>> start

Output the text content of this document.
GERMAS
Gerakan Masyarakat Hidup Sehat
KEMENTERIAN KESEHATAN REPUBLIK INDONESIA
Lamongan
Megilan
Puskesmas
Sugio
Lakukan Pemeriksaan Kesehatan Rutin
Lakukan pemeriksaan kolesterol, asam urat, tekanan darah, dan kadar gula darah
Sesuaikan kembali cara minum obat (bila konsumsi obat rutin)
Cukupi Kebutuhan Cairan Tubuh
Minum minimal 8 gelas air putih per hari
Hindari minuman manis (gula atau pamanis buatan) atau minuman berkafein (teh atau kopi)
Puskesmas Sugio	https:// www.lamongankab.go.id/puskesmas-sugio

>> end

**WRITTEN TASK:**
Output the records above in their entirety, exactly.

**SOLUTION TO THE EXERCISE:**
Output the text content of this document.
GERMAS
Gerakan Masyarakat Hidup Sehat
KEMENTERIAN KESEHATAN REPUBLIK INDONESIA
Lamongan
Megilan
Puskesmas
Sugio
Lakukan Pemeriksaan Kesehatan Rutin
Lakukan pemeriksaan kolesterol, asam urat, tekanan darah, dan kadar gula darah
Sesuaikan kembali cara minum obat (bila konsumsi obat rutin)
Cukupi Kebutuhan Cairan Tubuh
Minum minimal 8 gelas air putih per hari
Hindari minuman manis (gula atau pamanis buatan) atau minuman berkafein (teh atau kopi)
Puskesmas Sugio	https:// www.lamongankab.go.id/puskesmas-sugio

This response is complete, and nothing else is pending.